START

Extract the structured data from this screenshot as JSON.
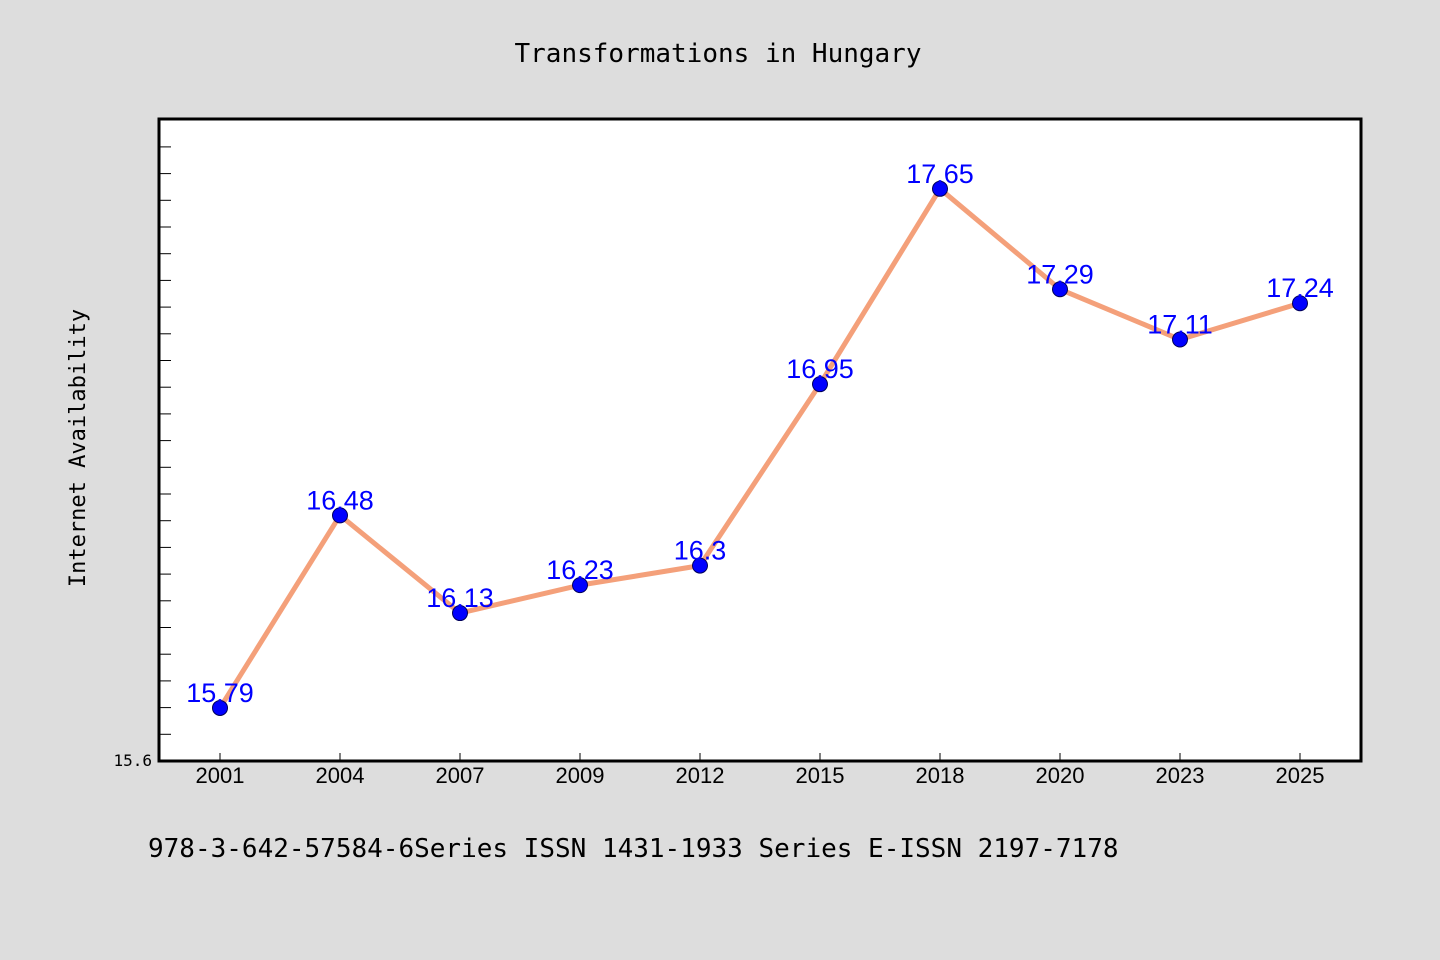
{
  "chart_data": {
    "type": "line",
    "title": "Transformations in Hungary",
    "xlabel": "",
    "ylabel": "Internet Availability",
    "categories": [
      "2001",
      "2004",
      "2007",
      "2009",
      "2012",
      "2015",
      "2018",
      "2020",
      "2023",
      "2025"
    ],
    "series": [
      {
        "values": [
          15.79,
          16.48,
          16.13,
          16.23,
          16.3,
          16.95,
          17.65,
          17.29,
          17.11,
          17.24
        ],
        "line_color": "#f4a07a",
        "marker_color": "#0000ff"
      }
    ],
    "data_labels": [
      "15.79",
      "16.48",
      "16.13",
      "16.23",
      "16.3",
      "16.95",
      "17.65",
      "17.29",
      "17.11",
      "17.24"
    ],
    "ylim": [
      15.6,
      17.9
    ],
    "ytick_label": "15.6",
    "grid": false,
    "legend": "none"
  },
  "footer": {
    "text": "978-3-642-57584-6Series ISSN 1431-1933 Series E-ISSN 2197-7178"
  },
  "colors": {
    "background": "#dddddd",
    "plot_background": "#ffffff",
    "line": "#f4a07a",
    "marker": "#0000ff",
    "data_label": "#0000ff"
  }
}
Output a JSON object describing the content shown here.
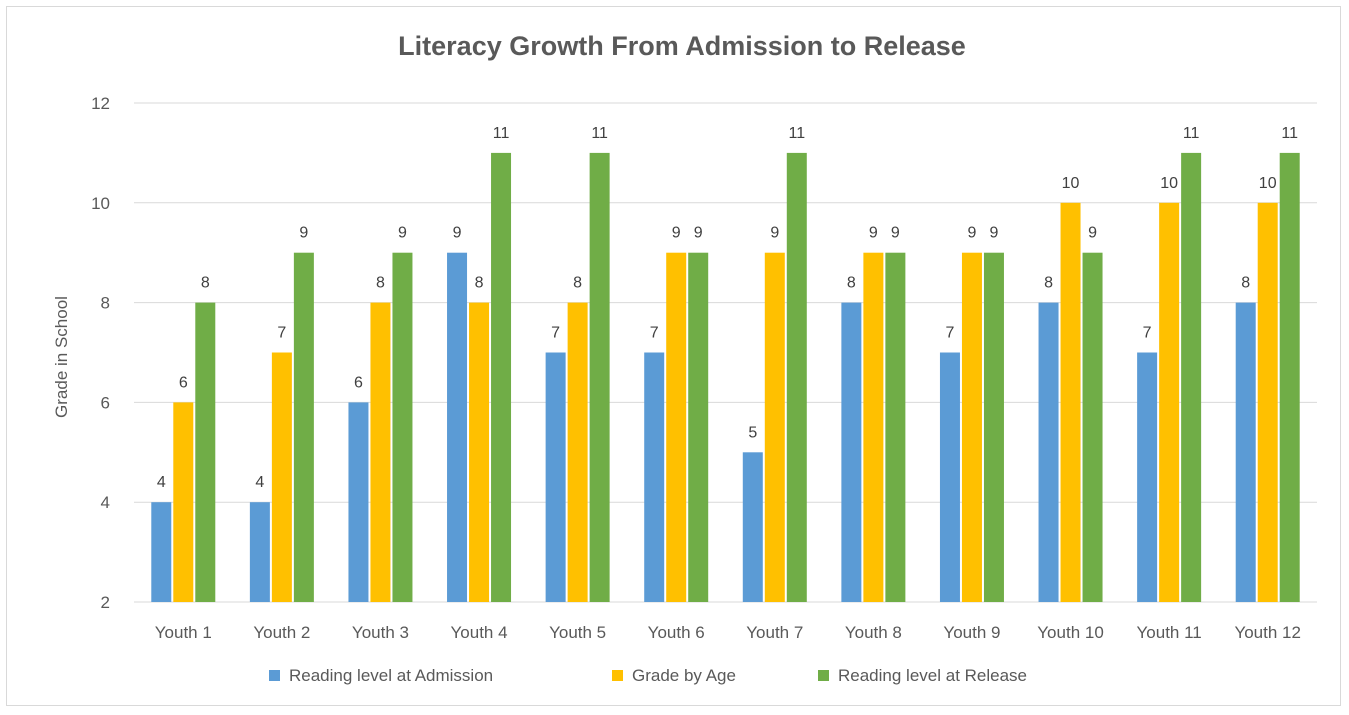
{
  "chart_data": {
    "type": "bar",
    "title": "Literacy Growth From Admission to Release",
    "xlabel": "",
    "ylabel": "Grade in School",
    "ylim": [
      2,
      12
    ],
    "yticks": [
      2,
      4,
      6,
      8,
      10,
      12
    ],
    "grid": true,
    "legend_position": "bottom",
    "categories": [
      "Youth 1",
      "Youth 2",
      "Youth 3",
      "Youth 4",
      "Youth 5",
      "Youth 6",
      "Youth 7",
      "Youth 8",
      "Youth 9",
      "Youth 10",
      "Youth 11",
      "Youth 12"
    ],
    "series": [
      {
        "name": "Reading level at Admission",
        "color": "#5b9bd5",
        "values": [
          4,
          4,
          6,
          9,
          7,
          7,
          5,
          8,
          7,
          8,
          7,
          8
        ]
      },
      {
        "name": "Grade by Age",
        "color": "#ffc000",
        "values": [
          6,
          7,
          8,
          8,
          8,
          9,
          9,
          9,
          9,
          10,
          10,
          10
        ]
      },
      {
        "name": "Reading level at Release",
        "color": "#70ad47",
        "values": [
          8,
          9,
          9,
          11,
          11,
          9,
          11,
          9,
          9,
          9,
          11,
          11
        ]
      }
    ]
  }
}
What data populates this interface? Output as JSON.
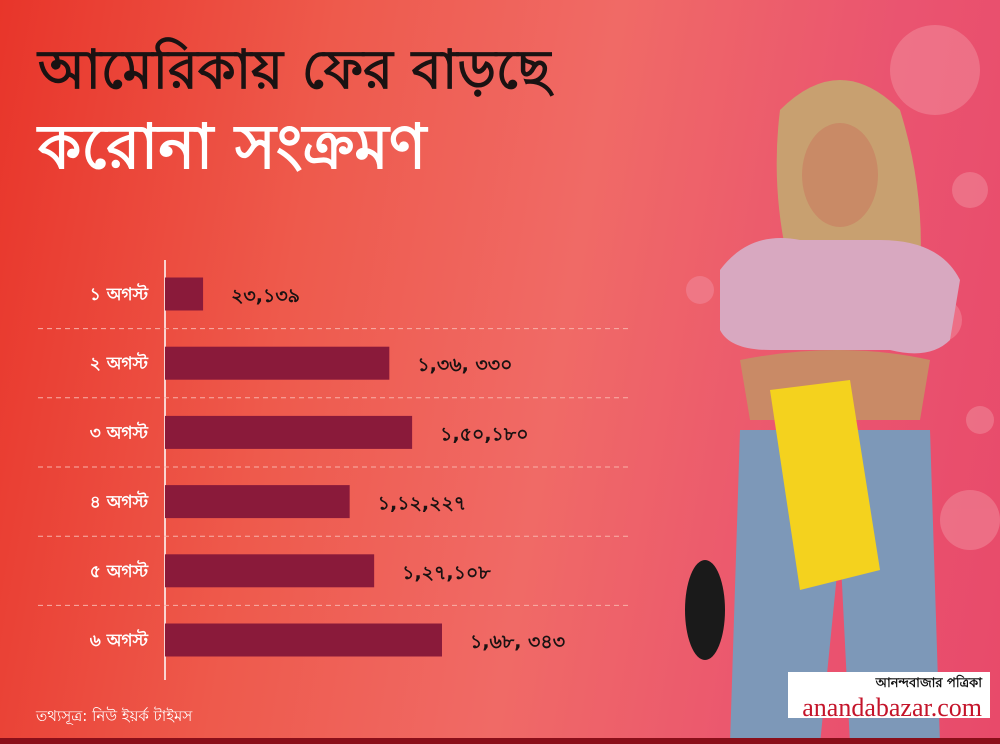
{
  "header": {
    "title_line1": "আমেরিকায় ফের বাড়ছে",
    "title_line2": "করোনা সংক্রমণ"
  },
  "chart_data": {
    "type": "bar",
    "orientation": "horizontal",
    "categories": [
      "১ অগস্ট",
      "২ অগস্ট",
      "৩ অগস্ট",
      "৪ অগস্ট",
      "৫ অগস্ট",
      "৬ অগস্ট"
    ],
    "values": [
      23139,
      136330,
      150180,
      112227,
      127108,
      168343
    ],
    "data_labels": [
      "২৩,১৩৯",
      "১,৩৬, ৩৩০",
      "১,৫০,১৮০",
      "১,১২,২২৭",
      "১,২৭,১০৮",
      "১,৬৮, ৩৪৩"
    ],
    "title": "আমেরিকায় ফের বাড়ছে করোনা সংক্রমণ",
    "xlabel": "",
    "ylabel": "",
    "grid": "dashed horizontal separators",
    "colors": {
      "bar": "#8a1a3a",
      "label": "#1a1212",
      "category": "#ffffff"
    }
  },
  "footer": {
    "source": "তথ্যসূত্র: নিউ ইয়র্ক টাইমস"
  },
  "logo": {
    "bengali": "আনন্দবাজার পত্রিকা",
    "english": "anandabazar.com"
  },
  "colors": {
    "background": "#ee5a4c",
    "bottom_bar": "#8a0f1a",
    "brand_red": "#c4142a"
  }
}
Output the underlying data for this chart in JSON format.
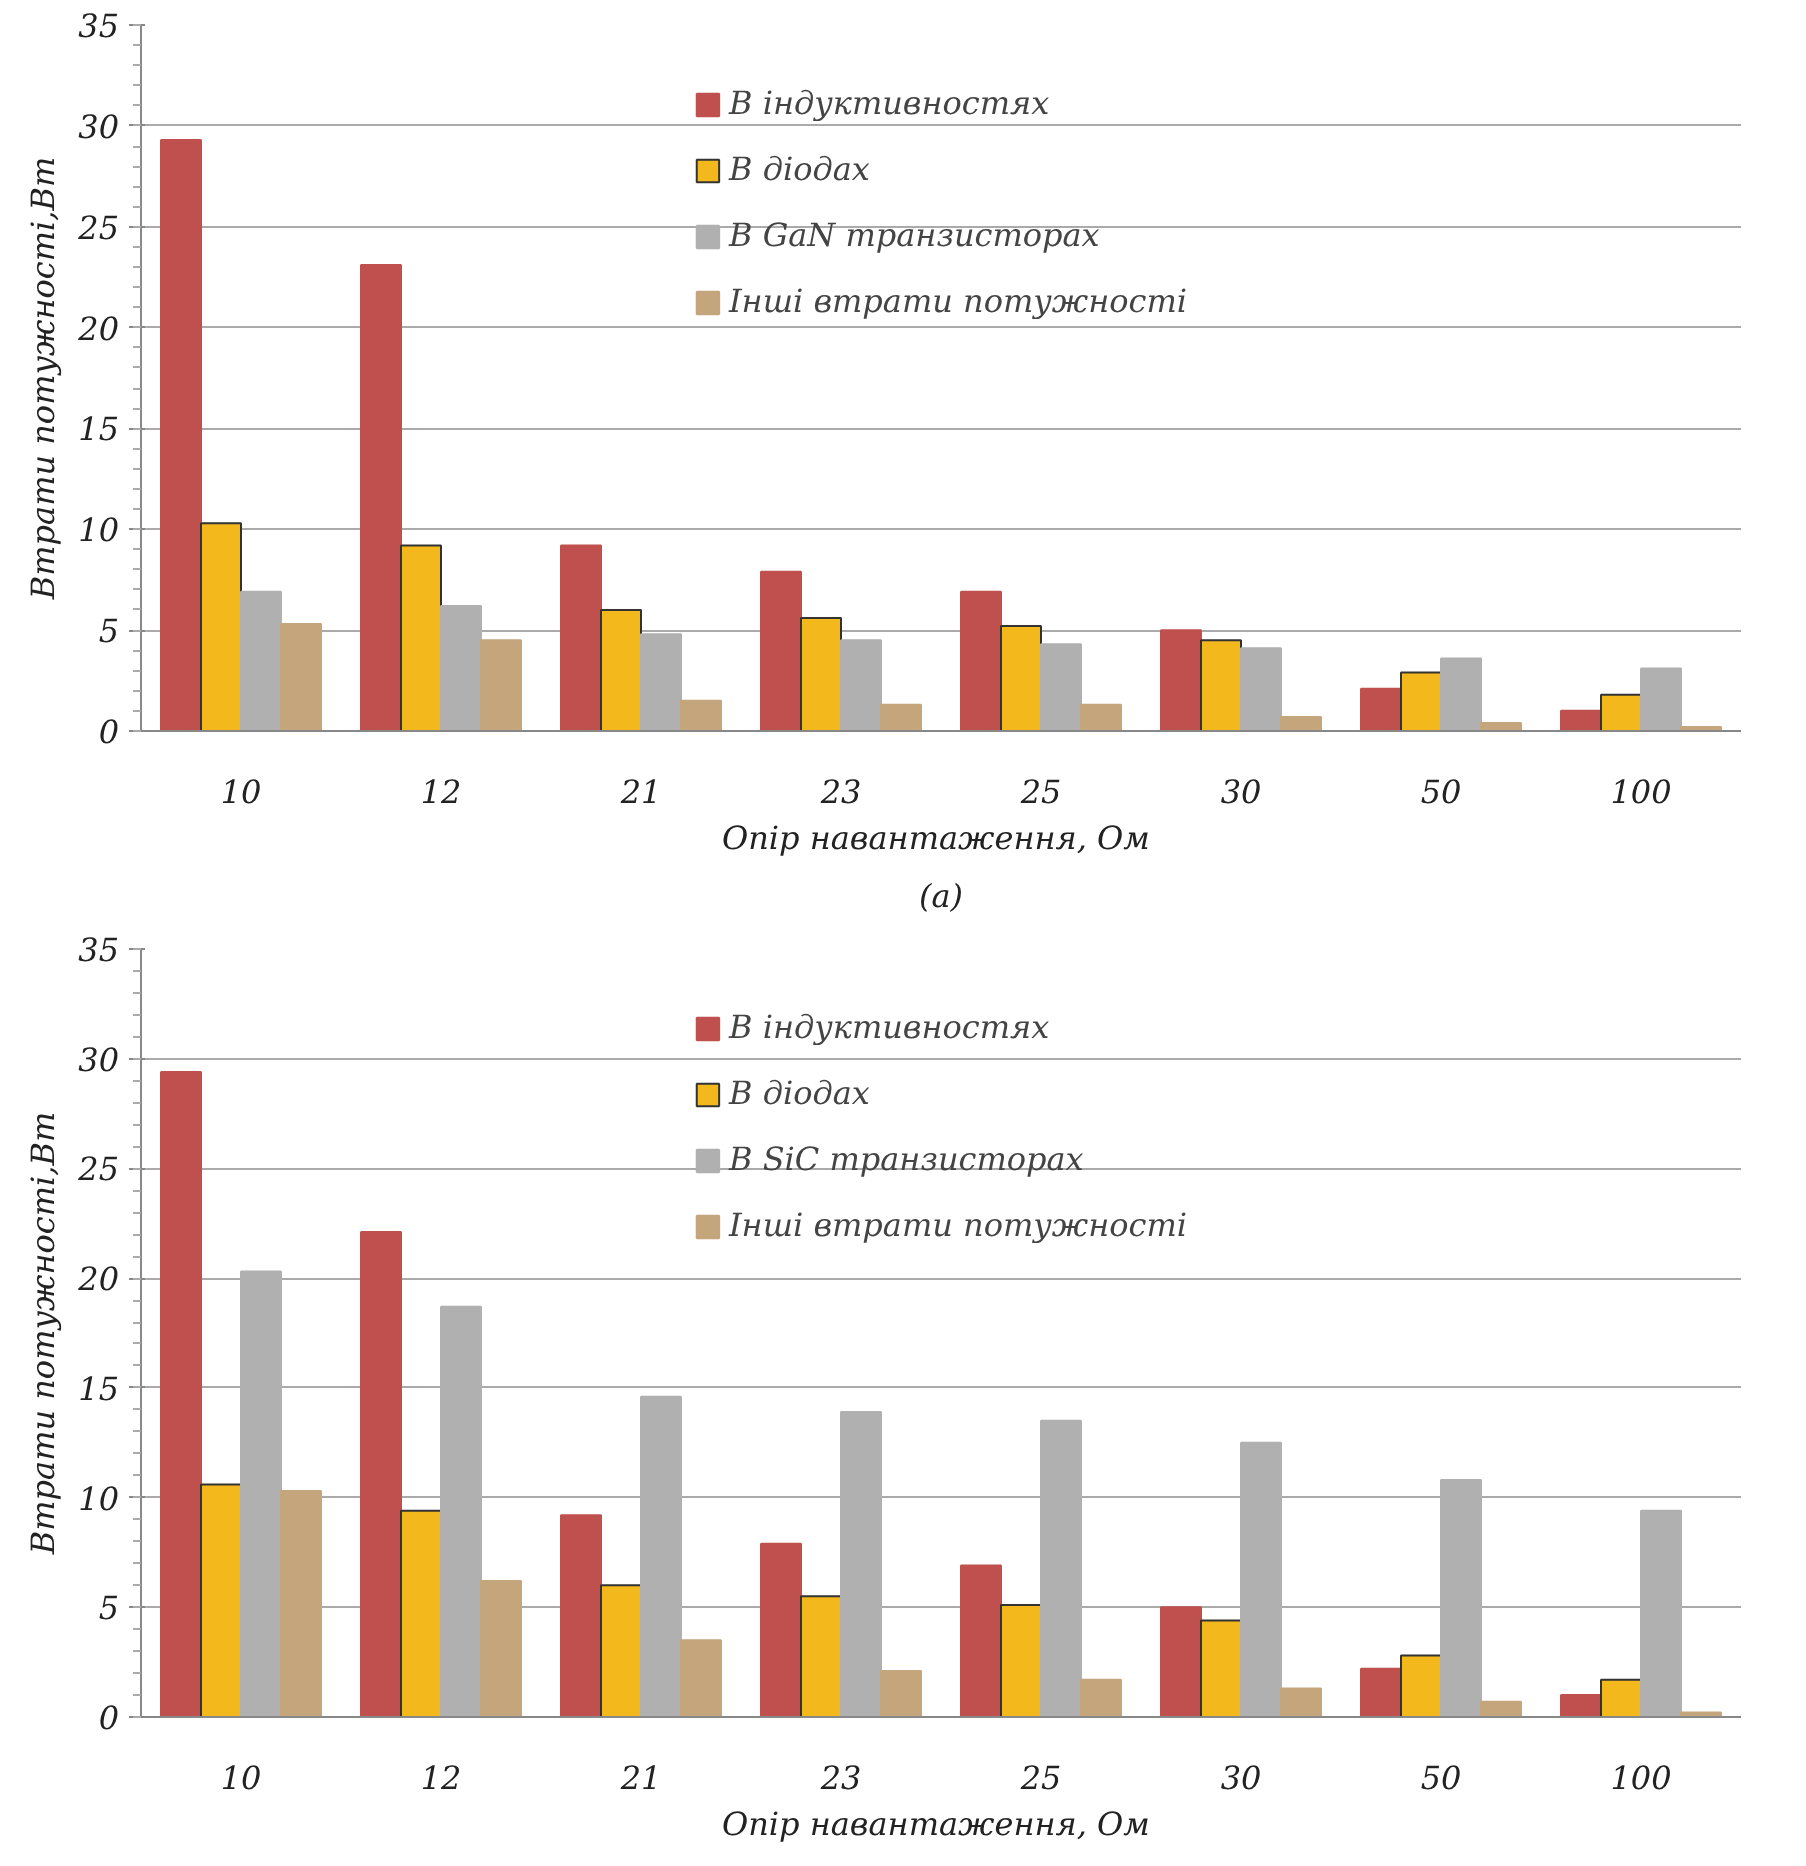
{
  "chart_data": [
    {
      "type": "bar",
      "categories": [
        "10",
        "12",
        "21",
        "23",
        "25",
        "30",
        "50",
        "100"
      ],
      "xlabel": "Опір навантаження,  Ом",
      "ylabel": "Втрати потужності,Вт",
      "annotations": [
        "(a)"
      ],
      "ylim": [
        0,
        35
      ],
      "yticks": [
        0,
        5,
        10,
        15,
        20,
        25,
        30,
        35
      ],
      "grid": "y",
      "legend": "top",
      "series": [
        {
          "name": "В індуктивностях",
          "color": "#c0504d",
          "values": [
            29.3,
            23.1,
            9.2,
            7.9,
            6.9,
            5.0,
            2.1,
            1.0
          ]
        },
        {
          "name": "В діодах",
          "color": "#f2b81c",
          "values": [
            10.3,
            9.2,
            6.0,
            5.6,
            5.2,
            4.5,
            2.9,
            1.8
          ]
        },
        {
          "name": "В GaN транзисторах",
          "color": "#b0b0b0",
          "values": [
            6.9,
            6.2,
            4.8,
            4.5,
            4.3,
            4.1,
            3.6,
            3.1
          ]
        },
        {
          "name": "Інші втрати потужності",
          "color": "#c4a57c",
          "values": [
            5.3,
            4.5,
            1.5,
            1.3,
            1.3,
            0.7,
            0.4,
            0.2
          ]
        }
      ]
    },
    {
      "type": "bar",
      "categories": [
        "10",
        "12",
        "21",
        "23",
        "25",
        "30",
        "50",
        "100"
      ],
      "xlabel": "Опір навантаження,  Ом",
      "ylabel": "Втрати потужності,Вт",
      "ylim": [
        0,
        35
      ],
      "yticks": [
        0,
        5,
        10,
        15,
        20,
        25,
        30,
        35
      ],
      "grid": "y",
      "legend": "top",
      "series": [
        {
          "name": "В індуктивностях",
          "color": "#c0504d",
          "values": [
            29.4,
            22.1,
            9.2,
            7.9,
            6.9,
            5.0,
            2.2,
            1.0
          ]
        },
        {
          "name": "В діодах",
          "color": "#f2b81c",
          "values": [
            10.6,
            9.4,
            6.0,
            5.5,
            5.1,
            4.4,
            2.8,
            1.7
          ]
        },
        {
          "name": "В SiC транзисторах",
          "color": "#b0b0b0",
          "values": [
            20.3,
            18.7,
            14.6,
            13.9,
            13.5,
            12.5,
            10.8,
            9.4
          ]
        },
        {
          "name": "Інші втрати потужності",
          "color": "#c4a57c",
          "values": [
            10.3,
            6.2,
            3.5,
            2.1,
            1.7,
            1.3,
            0.7,
            0.2
          ]
        }
      ]
    }
  ]
}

END

### Task goal
Pick out every line with the string "ffffff" and copy it.

### Solution below
    "plot_background": "#ffffff",
      "category": "#ffffff"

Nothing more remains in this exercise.